**What you are asked to do:** Extract every line of the material that holds the string "value".

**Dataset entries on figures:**
--- START ---

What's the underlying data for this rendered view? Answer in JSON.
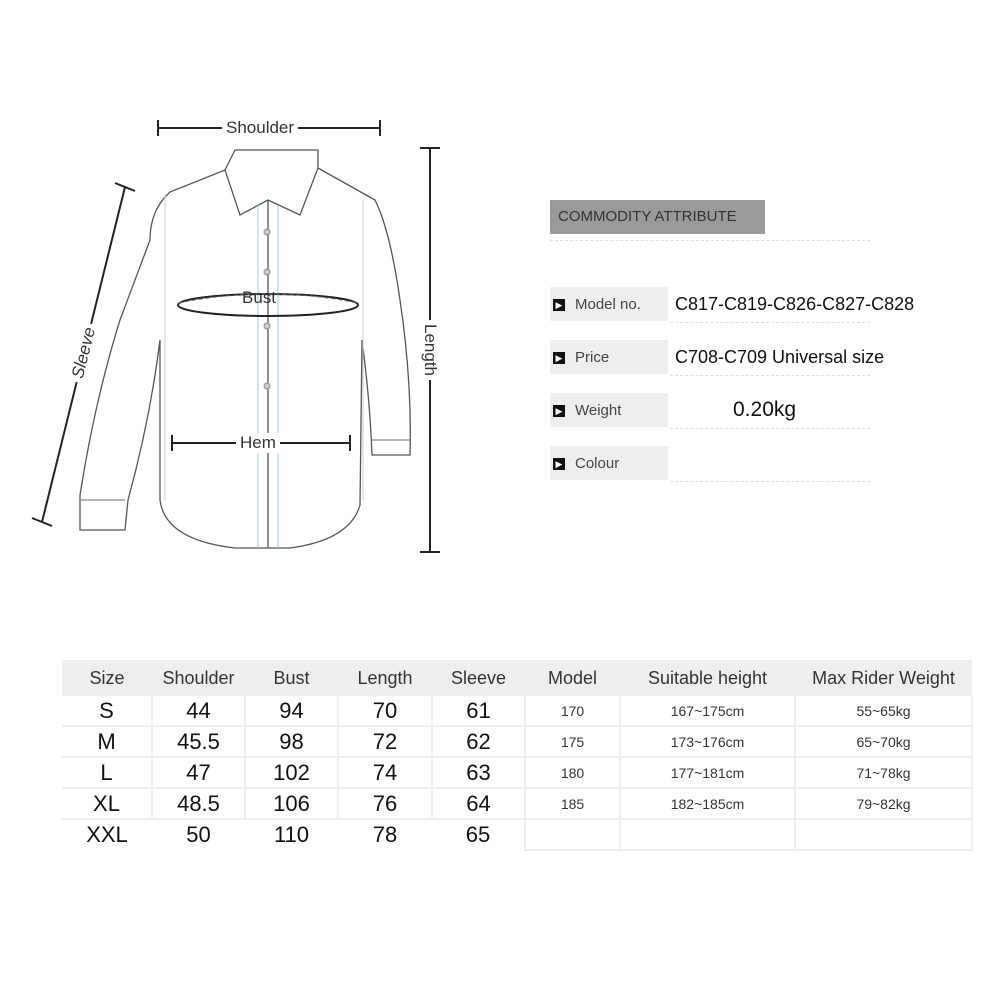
{
  "diagram": {
    "shoulder_label": "Shoulder",
    "bust_label": "Bust",
    "hem_label": "Hem",
    "sleeve_label": "Sleeve",
    "length_label": "Length"
  },
  "attributes": {
    "title": "COMMODITY ATTRIBUTE",
    "rows": [
      {
        "key": "Model no.",
        "value": "C817-C819-C826-C827-C828"
      },
      {
        "key": "Price",
        "value": "C708-C709 Universal size"
      },
      {
        "key": "Weight",
        "value": "0.20kg"
      },
      {
        "key": "Colour",
        "value": ""
      }
    ]
  },
  "size_table": {
    "headers": [
      "Size",
      "Shoulder",
      "Bust",
      "Length",
      "Sleeve",
      "Model",
      "Suitable height",
      "Max Rider Weight"
    ],
    "rows": [
      [
        "S",
        "44",
        "94",
        "70",
        "61",
        "170",
        "167~175cm",
        "55~65kg"
      ],
      [
        "M",
        "45.5",
        "98",
        "72",
        "62",
        "175",
        "173~176cm",
        "65~70kg"
      ],
      [
        "L",
        "47",
        "102",
        "74",
        "63",
        "180",
        "177~181cm",
        "71~78kg"
      ],
      [
        "XL",
        "48.5",
        "106",
        "76",
        "64",
        "185",
        "182~185cm",
        "79~82kg"
      ],
      [
        "XXL",
        "50",
        "110",
        "78",
        "65",
        "",
        "",
        ""
      ]
    ]
  }
}
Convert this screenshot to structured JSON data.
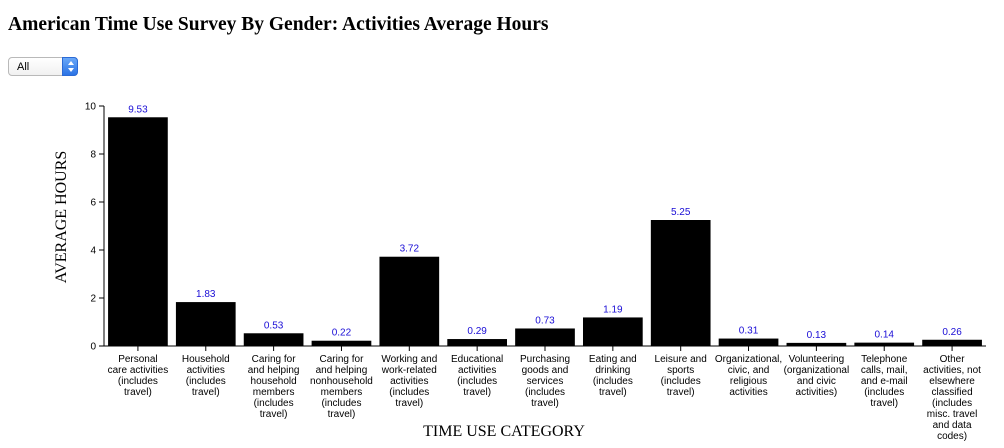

--- END ---

**Solution to this task:**
        "value": "C817-C819-C826-C827-C828"
        "value": "C708-C709 Universal size"
        "value": "0.20kg"
        "value": ""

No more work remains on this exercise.